DIRECTIONS FOR THIS TASK: Copy each line below that includes "Economic".

━━ EXERCISE INPUTS

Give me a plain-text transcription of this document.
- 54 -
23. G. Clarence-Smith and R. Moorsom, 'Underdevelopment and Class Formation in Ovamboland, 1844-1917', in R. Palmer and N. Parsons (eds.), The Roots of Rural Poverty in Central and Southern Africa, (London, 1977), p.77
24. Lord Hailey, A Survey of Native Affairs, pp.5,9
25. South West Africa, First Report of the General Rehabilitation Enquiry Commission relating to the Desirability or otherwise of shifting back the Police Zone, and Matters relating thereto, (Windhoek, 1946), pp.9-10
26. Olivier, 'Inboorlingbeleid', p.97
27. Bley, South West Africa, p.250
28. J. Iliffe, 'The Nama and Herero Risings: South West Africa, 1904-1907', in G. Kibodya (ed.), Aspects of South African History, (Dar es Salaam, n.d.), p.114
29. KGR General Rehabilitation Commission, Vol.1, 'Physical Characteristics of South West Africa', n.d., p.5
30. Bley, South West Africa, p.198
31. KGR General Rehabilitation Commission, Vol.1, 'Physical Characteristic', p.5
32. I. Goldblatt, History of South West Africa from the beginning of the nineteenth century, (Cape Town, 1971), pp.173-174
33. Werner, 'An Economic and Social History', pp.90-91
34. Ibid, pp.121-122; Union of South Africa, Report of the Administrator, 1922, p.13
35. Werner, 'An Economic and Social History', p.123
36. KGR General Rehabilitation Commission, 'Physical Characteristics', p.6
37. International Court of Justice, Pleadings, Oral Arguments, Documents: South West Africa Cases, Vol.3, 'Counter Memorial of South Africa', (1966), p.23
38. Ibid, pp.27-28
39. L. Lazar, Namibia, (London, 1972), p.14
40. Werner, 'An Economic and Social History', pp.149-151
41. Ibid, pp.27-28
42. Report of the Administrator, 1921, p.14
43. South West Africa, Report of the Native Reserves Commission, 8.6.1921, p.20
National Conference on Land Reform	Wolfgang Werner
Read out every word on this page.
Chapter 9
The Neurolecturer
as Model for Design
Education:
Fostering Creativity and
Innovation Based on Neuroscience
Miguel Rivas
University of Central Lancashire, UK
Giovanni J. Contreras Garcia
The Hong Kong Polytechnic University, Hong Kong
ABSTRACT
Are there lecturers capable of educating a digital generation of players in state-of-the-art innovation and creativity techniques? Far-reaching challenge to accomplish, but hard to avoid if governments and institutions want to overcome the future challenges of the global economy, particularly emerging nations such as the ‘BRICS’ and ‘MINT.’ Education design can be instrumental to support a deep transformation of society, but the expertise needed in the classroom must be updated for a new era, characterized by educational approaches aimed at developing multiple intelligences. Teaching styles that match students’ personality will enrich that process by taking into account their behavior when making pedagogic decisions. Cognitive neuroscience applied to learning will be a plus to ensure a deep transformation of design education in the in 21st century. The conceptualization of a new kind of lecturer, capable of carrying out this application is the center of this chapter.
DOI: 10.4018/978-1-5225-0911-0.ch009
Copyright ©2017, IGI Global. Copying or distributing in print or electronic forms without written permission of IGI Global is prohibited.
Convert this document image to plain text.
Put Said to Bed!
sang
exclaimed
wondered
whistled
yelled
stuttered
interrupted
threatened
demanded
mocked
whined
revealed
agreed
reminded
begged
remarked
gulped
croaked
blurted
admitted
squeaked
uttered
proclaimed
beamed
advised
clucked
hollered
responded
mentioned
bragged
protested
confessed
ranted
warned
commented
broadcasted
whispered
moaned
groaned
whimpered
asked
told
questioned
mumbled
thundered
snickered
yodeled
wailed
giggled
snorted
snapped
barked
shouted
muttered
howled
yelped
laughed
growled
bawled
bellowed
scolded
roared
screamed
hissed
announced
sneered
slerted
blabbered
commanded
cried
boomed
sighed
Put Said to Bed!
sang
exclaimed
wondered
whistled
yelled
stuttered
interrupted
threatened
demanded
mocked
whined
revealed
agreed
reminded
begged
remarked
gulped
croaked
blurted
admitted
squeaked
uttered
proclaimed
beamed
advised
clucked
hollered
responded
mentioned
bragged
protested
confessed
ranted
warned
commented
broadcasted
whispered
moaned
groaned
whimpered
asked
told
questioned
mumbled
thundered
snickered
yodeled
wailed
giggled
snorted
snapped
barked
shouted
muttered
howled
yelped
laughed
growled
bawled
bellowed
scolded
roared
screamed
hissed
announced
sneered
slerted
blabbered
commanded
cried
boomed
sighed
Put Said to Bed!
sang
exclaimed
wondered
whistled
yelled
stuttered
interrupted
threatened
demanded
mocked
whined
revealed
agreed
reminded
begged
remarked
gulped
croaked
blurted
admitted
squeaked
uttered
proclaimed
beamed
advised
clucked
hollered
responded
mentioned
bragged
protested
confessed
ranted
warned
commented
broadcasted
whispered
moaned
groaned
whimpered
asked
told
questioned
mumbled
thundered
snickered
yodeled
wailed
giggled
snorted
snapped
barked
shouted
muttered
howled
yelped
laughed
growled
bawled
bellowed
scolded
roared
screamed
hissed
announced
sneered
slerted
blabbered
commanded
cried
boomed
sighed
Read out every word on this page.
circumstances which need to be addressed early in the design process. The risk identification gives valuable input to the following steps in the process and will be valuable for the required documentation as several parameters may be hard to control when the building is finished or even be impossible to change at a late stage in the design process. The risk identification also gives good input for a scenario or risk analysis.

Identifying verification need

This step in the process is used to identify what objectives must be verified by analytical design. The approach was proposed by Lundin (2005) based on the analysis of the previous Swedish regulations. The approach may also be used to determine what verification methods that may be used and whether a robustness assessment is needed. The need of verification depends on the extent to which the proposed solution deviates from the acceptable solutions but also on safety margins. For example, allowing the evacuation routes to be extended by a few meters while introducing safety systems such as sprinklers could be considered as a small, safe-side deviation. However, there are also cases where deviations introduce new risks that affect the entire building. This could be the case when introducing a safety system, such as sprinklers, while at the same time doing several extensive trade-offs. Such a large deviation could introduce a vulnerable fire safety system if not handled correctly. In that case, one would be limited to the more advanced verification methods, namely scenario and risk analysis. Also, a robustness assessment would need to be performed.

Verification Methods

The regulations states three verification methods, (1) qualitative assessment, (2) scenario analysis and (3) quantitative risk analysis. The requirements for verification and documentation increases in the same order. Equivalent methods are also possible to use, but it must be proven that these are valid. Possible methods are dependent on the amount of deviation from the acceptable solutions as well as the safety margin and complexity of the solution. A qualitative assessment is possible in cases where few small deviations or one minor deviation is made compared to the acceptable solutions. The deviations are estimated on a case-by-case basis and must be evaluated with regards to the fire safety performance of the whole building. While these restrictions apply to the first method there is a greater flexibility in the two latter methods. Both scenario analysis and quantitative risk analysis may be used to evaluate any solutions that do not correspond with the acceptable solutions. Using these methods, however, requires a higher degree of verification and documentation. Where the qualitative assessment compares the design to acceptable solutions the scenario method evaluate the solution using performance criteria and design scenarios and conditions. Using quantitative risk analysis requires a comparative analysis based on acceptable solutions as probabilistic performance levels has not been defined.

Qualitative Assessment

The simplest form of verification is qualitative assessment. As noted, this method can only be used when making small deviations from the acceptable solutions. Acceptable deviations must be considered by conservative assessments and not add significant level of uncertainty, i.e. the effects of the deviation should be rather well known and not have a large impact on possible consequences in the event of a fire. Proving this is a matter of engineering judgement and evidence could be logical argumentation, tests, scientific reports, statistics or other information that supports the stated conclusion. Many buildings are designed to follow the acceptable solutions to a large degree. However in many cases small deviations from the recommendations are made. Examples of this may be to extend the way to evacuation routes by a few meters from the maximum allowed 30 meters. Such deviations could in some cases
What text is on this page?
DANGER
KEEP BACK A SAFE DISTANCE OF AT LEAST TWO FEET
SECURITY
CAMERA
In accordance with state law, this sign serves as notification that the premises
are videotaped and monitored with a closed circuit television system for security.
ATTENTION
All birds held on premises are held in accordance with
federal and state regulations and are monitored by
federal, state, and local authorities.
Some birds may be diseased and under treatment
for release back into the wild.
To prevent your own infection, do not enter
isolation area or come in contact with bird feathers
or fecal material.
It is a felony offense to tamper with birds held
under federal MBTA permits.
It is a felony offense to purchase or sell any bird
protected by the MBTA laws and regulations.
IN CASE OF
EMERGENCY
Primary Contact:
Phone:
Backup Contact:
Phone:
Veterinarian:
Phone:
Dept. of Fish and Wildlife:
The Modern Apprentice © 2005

━━━━

SOLUTION FOR THIS TASK:
33. Werner, 'An Economic and Social History', pp.90-91
35. Werner, 'An Economic and Social History', p.123
40. Werner, 'An Economic and Social History', pp.149-151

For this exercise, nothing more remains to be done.